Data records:
* * *

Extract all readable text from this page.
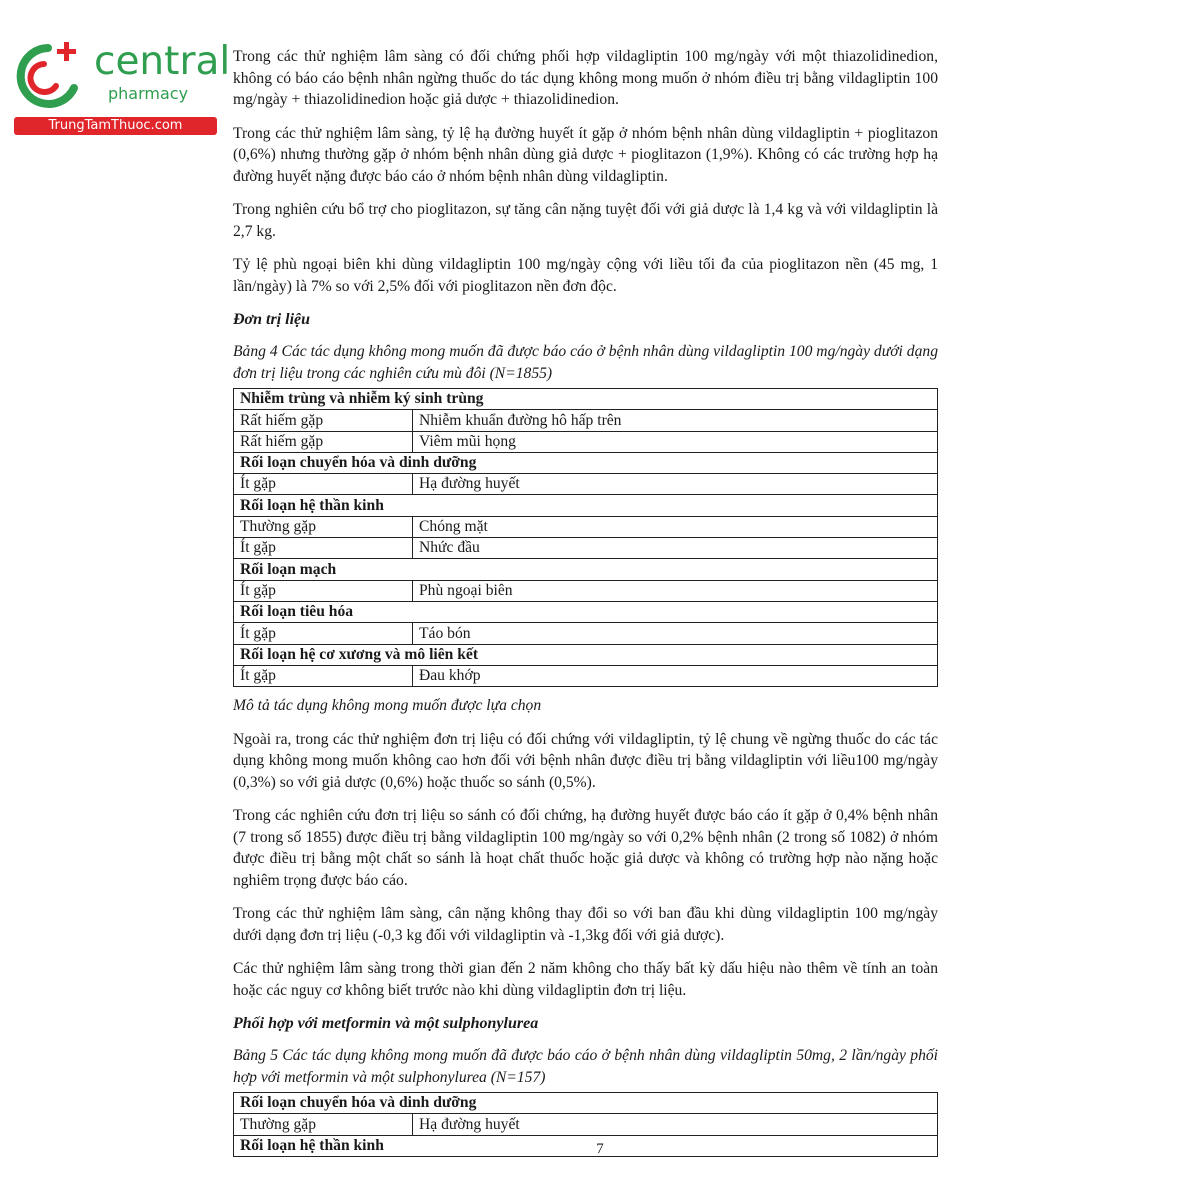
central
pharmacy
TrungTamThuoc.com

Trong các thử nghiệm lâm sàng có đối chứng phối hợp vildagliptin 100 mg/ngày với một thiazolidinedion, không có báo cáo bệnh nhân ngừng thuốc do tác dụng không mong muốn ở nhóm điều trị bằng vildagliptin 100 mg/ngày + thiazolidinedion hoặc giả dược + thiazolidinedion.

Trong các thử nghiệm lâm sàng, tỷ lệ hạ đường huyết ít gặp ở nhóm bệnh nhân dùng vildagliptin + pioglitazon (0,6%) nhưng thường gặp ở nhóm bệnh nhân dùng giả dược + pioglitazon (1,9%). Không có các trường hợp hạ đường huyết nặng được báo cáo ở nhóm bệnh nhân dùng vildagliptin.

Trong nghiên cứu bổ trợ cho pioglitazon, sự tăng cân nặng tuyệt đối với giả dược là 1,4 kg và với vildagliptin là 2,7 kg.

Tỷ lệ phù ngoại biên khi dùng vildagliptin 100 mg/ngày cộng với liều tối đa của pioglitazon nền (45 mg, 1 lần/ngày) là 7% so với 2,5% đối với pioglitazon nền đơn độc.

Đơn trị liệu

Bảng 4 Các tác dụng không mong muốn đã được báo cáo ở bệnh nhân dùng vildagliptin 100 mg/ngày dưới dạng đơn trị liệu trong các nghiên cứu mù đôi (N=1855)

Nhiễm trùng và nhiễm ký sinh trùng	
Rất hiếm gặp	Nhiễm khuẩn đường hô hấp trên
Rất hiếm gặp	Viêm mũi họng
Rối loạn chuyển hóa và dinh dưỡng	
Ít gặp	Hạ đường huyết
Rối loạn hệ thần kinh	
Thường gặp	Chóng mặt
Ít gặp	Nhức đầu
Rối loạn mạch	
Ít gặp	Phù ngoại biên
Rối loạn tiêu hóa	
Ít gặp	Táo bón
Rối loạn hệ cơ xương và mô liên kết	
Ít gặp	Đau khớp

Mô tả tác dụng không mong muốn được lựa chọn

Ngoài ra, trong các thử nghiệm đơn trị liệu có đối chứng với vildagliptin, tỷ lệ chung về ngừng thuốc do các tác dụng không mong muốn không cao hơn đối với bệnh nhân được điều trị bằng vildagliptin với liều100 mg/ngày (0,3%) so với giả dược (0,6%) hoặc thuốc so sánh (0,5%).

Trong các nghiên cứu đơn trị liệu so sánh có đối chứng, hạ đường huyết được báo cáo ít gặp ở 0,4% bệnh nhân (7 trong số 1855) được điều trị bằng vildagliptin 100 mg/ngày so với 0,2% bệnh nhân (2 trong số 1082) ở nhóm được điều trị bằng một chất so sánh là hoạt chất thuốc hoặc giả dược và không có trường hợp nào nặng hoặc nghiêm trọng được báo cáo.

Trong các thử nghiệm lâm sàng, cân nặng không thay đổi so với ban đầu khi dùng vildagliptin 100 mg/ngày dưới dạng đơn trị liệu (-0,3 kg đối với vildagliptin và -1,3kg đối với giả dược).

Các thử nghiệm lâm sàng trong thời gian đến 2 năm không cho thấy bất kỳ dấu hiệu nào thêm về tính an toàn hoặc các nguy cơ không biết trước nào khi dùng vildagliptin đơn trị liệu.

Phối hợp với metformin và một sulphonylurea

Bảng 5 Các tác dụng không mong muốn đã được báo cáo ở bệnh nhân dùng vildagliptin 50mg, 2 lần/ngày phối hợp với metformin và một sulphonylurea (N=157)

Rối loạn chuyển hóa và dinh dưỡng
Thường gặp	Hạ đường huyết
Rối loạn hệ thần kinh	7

* * *

> [Exercise goal]: Please write out all of the material above without changing a word, and omit any pictures.

> [Task output]:
Extract all readable text from this page.
central
pharmacy
TrungTamThuoc.com

Trong các thử nghiệm lâm sàng có đối chứng phối hợp vildagliptin 100 mg/ngày với một thiazolidinedion, không có báo cáo bệnh nhân ngừng thuốc do tác dụng không mong muốn ở nhóm điều trị bằng vildagliptin 100 mg/ngày + thiazolidinedion hoặc giả dược + thiazolidinedion.

Trong các thử nghiệm lâm sàng, tỷ lệ hạ đường huyết ít gặp ở nhóm bệnh nhân dùng vildagliptin + pioglitazon (0,6%) nhưng thường gặp ở nhóm bệnh nhân dùng giả dược + pioglitazon (1,9%). Không có các trường hợp hạ đường huyết nặng được báo cáo ở nhóm bệnh nhân dùng vildagliptin.

Trong nghiên cứu bổ trợ cho pioglitazon, sự tăng cân nặng tuyệt đối với giả dược là 1,4 kg và với vildagliptin là 2,7 kg.

Tỷ lệ phù ngoại biên khi dùng vildagliptin 100 mg/ngày cộng với liều tối đa của pioglitazon nền (45 mg, 1 lần/ngày) là 7% so với 2,5% đối với pioglitazon nền đơn độc.

Đơn trị liệu

Bảng 4 Các tác dụng không mong muốn đã được báo cáo ở bệnh nhân dùng vildagliptin 100 mg/ngày dưới dạng đơn trị liệu trong các nghiên cứu mù đôi (N=1855)

Nhiễm trùng và nhiễm ký sinh trùng	
Rất hiếm gặp	Nhiễm khuẩn đường hô hấp trên
Rất hiếm gặp	Viêm mũi họng
Rối loạn chuyển hóa và dinh dưỡng	
Ít gặp	Hạ đường huyết
Rối loạn hệ thần kinh	
Thường gặp	Chóng mặt
Ít gặp	Nhức đầu
Rối loạn mạch	
Ít gặp	Phù ngoại biên
Rối loạn tiêu hóa	
Ít gặp	Táo bón
Rối loạn hệ cơ xương và mô liên kết	
Ít gặp	Đau khớp

Mô tả tác dụng không mong muốn được lựa chọn

Ngoài ra, trong các thử nghiệm đơn trị liệu có đối chứng với vildagliptin, tỷ lệ chung về ngừng thuốc do các tác dụng không mong muốn không cao hơn đối với bệnh nhân được điều trị bằng vildagliptin với liều100 mg/ngày (0,3%) so với giả dược (0,6%) hoặc thuốc so sánh (0,5%).

Trong các nghiên cứu đơn trị liệu so sánh có đối chứng, hạ đường huyết được báo cáo ít gặp ở 0,4% bệnh nhân (7 trong số 1855) được điều trị bằng vildagliptin 100 mg/ngày so với 0,2% bệnh nhân (2 trong số 1082) ở nhóm được điều trị bằng một chất so sánh là hoạt chất thuốc hoặc giả dược và không có trường hợp nào nặng hoặc nghiêm trọng được báo cáo.

Trong các thử nghiệm lâm sàng, cân nặng không thay đổi so với ban đầu khi dùng vildagliptin 100 mg/ngày dưới dạng đơn trị liệu (-0,3 kg đối với vildagliptin và -1,3kg đối với giả dược).

Các thử nghiệm lâm sàng trong thời gian đến 2 năm không cho thấy bất kỳ dấu hiệu nào thêm về tính an toàn hoặc các nguy cơ không biết trước nào khi dùng vildagliptin đơn trị liệu.

Phối hợp với metformin và một sulphonylurea

Bảng 5 Các tác dụng không mong muốn đã được báo cáo ở bệnh nhân dùng vildagliptin 50mg, 2 lần/ngày phối hợp với metformin và một sulphonylurea (N=157)

Rối loạn chuyển hóa và dinh dưỡng
Thường gặp	Hạ đường huyết
Rối loạn hệ thần kinh	7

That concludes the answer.